Task material:

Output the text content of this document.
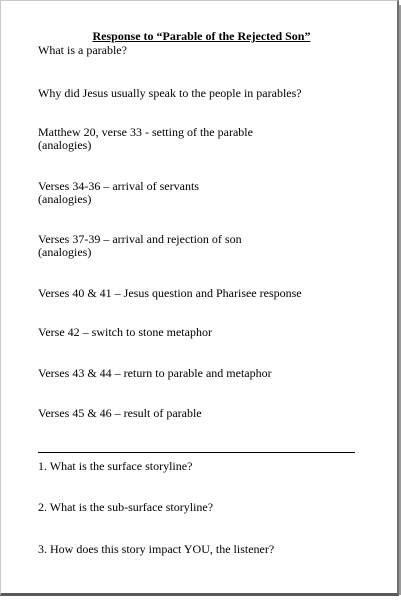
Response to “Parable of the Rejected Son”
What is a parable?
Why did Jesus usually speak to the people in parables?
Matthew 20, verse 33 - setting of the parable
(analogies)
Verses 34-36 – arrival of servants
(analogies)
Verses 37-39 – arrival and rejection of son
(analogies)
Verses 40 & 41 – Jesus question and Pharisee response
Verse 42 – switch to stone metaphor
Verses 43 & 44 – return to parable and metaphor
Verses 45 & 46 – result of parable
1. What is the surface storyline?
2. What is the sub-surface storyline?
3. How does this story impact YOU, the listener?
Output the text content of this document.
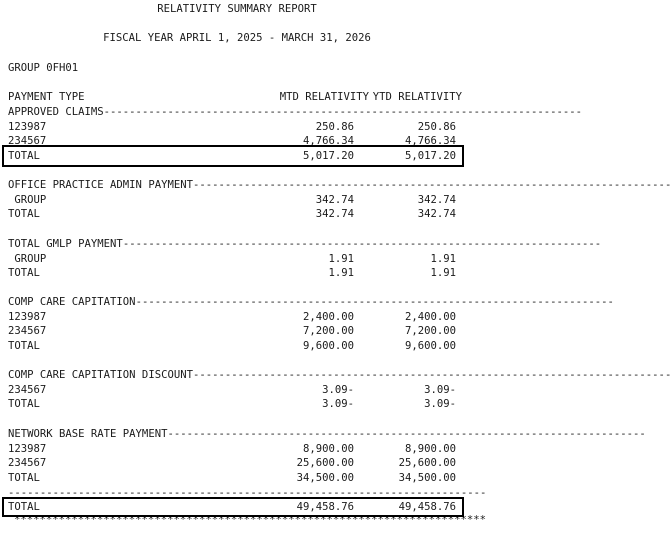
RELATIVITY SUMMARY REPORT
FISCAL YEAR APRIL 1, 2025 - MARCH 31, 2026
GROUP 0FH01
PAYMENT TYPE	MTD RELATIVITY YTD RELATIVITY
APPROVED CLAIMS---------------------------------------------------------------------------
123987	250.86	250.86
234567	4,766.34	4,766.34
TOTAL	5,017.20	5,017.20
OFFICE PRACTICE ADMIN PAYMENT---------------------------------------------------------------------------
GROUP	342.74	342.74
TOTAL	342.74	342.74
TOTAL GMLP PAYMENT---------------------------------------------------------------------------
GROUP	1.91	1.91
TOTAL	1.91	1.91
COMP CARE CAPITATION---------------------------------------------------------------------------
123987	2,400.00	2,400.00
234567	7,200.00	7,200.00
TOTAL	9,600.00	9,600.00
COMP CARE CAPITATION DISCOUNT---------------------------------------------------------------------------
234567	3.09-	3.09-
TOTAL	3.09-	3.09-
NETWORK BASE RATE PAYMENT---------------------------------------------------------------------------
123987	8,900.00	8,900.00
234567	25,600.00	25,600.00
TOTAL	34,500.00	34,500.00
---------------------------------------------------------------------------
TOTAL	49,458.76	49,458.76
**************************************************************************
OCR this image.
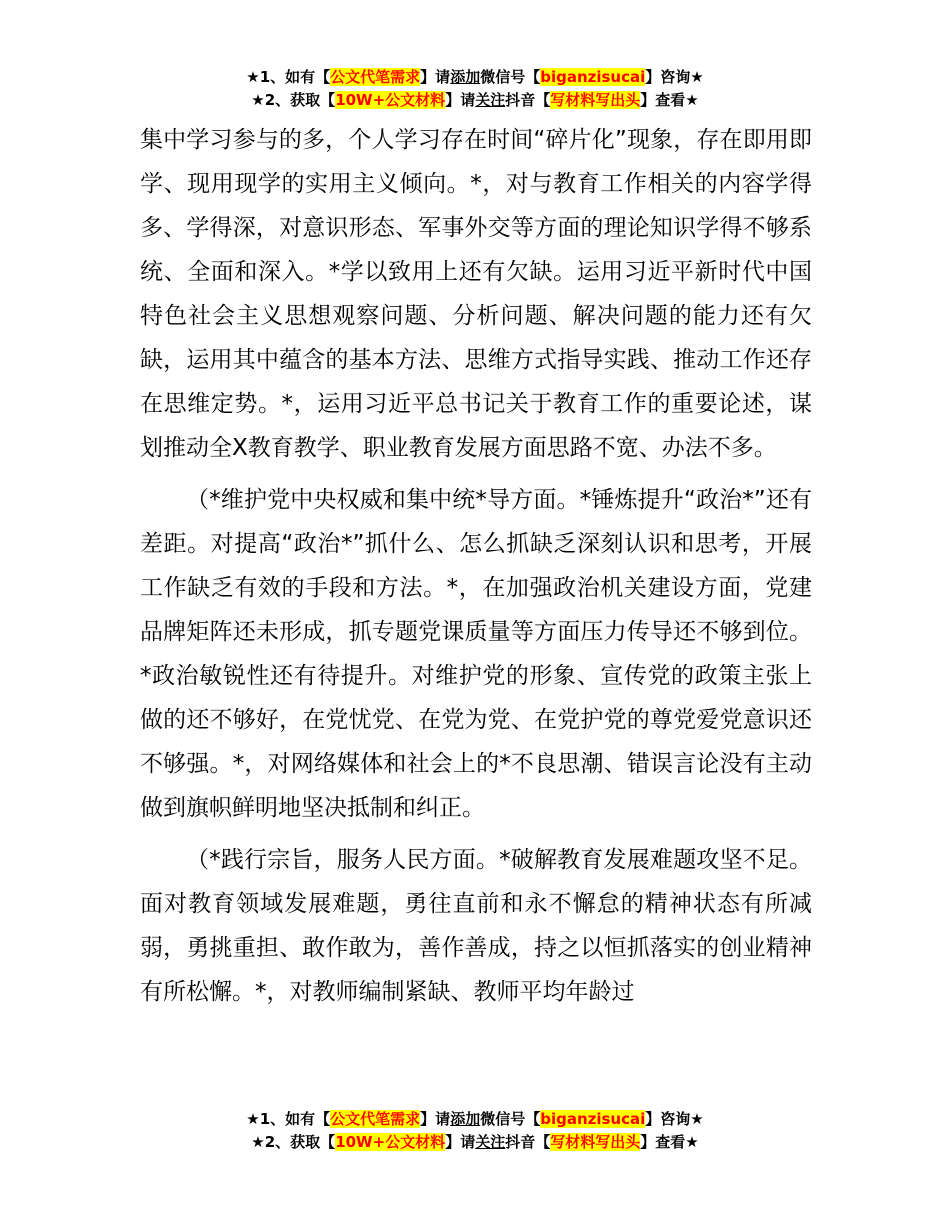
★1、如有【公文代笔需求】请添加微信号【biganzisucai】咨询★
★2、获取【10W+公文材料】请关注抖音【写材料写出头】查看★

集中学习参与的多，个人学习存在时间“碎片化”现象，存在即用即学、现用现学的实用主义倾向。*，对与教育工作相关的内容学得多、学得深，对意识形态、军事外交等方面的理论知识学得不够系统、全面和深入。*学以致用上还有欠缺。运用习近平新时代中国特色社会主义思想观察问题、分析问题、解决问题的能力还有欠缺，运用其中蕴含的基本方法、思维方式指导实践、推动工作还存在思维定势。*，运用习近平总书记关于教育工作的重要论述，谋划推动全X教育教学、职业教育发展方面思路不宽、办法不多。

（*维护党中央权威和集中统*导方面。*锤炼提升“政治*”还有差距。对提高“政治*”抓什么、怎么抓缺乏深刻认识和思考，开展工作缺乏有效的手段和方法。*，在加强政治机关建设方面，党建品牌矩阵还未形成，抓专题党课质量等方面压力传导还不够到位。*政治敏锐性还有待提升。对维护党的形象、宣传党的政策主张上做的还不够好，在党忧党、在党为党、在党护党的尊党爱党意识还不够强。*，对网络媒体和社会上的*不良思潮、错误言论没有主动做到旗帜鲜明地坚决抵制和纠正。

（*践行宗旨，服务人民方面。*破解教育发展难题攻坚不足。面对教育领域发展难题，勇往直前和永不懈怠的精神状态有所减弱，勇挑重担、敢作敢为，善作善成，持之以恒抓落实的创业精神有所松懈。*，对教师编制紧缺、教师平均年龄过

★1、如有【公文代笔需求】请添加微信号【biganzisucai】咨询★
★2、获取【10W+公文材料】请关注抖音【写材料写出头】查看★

Work to do:
Apart from the pictures, the entries above are to be repeated in full and exactly.

Written answer:
Output the text content of this document.
Response to “Parable of the Rejected Son”
What is a parable?
Why did Jesus usually speak to the people in parables?
Matthew 20, verse 33 - setting of the parable
(analogies)
Verses 34-36 – arrival of servants
(analogies)
Verses 37-39 – arrival and rejection of son
(analogies)
Verses 40 & 41 – Jesus question and Pharisee response
Verse 42 – switch to stone metaphor
Verses 43 & 44 – return to parable and metaphor
Verses 45 & 46 – result of parable
1. What is the surface storyline?
2. What is the sub-surface storyline?
3. How does this story impact YOU, the listener?
Output the text content of this document.
RELATIVITY SUMMARY REPORT
FISCAL YEAR APRIL 1, 2025 - MARCH 31, 2026
GROUP 0FH01
PAYMENT TYPE	MTD RELATIVITY YTD RELATIVITY
APPROVED CLAIMS---------------------------------------------------------------------------
123987	250.86	250.86
234567	4,766.34	4,766.34
TOTAL	5,017.20	5,017.20
OFFICE PRACTICE ADMIN PAYMENT---------------------------------------------------------------------------
GROUP	342.74	342.74
TOTAL	342.74	342.74
TOTAL GMLP PAYMENT---------------------------------------------------------------------------
GROUP	1.91	1.91
TOTAL	1.91	1.91
COMP CARE CAPITATION---------------------------------------------------------------------------
123987	2,400.00	2,400.00
234567	7,200.00	7,200.00
TOTAL	9,600.00	9,600.00
COMP CARE CAPITATION DISCOUNT---------------------------------------------------------------------------
234567	3.09-	3.09-
TOTAL	3.09-	3.09-
NETWORK BASE RATE PAYMENT---------------------------------------------------------------------------
123987	8,900.00	8,900.00
234567	25,600.00	25,600.00
TOTAL	34,500.00	34,500.00
---------------------------------------------------------------------------
TOTAL	49,458.76	49,458.76
**************************************************************************
OCR this image.
★1、如有【公文代笔需求】请添加微信号【biganzisucai】咨询★
★2、获取【10W+公文材料】请关注抖音【写材料写出头】查看★

集中学习参与的多，个人学习存在时间“碎片化”现象，存在即用即学、现用现学的实用主义倾向。*，对与教育工作相关的内容学得多、学得深，对意识形态、军事外交等方面的理论知识学得不够系统、全面和深入。*学以致用上还有欠缺。运用习近平新时代中国特色社会主义思想观察问题、分析问题、解决问题的能力还有欠缺，运用其中蕴含的基本方法、思维方式指导实践、推动工作还存在思维定势。*，运用习近平总书记关于教育工作的重要论述，谋划推动全X教育教学、职业教育发展方面思路不宽、办法不多。

（*维护党中央权威和集中统*导方面。*锤炼提升“政治*”还有差距。对提高“政治*”抓什么、怎么抓缺乏深刻认识和思考，开展工作缺乏有效的手段和方法。*，在加强政治机关建设方面，党建品牌矩阵还未形成，抓专题党课质量等方面压力传导还不够到位。*政治敏锐性还有待提升。对维护党的形象、宣传党的政策主张上做的还不够好，在党忧党、在党为党、在党护党的尊党爱党意识还不够强。*，对网络媒体和社会上的*不良思潮、错误言论没有主动做到旗帜鲜明地坚决抵制和纠正。

（*践行宗旨，服务人民方面。*破解教育发展难题攻坚不足。面对教育领域发展难题，勇往直前和永不懈怠的精神状态有所减弱，勇挑重担、敢作敢为，善作善成，持之以恒抓落实的创业精神有所松懈。*，对教师编制紧缺、教师平均年龄过

★1、如有【公文代笔需求】请添加微信号【biganzisucai】咨询★
★2、获取【10W+公文材料】请关注抖音【写材料写出头】查看★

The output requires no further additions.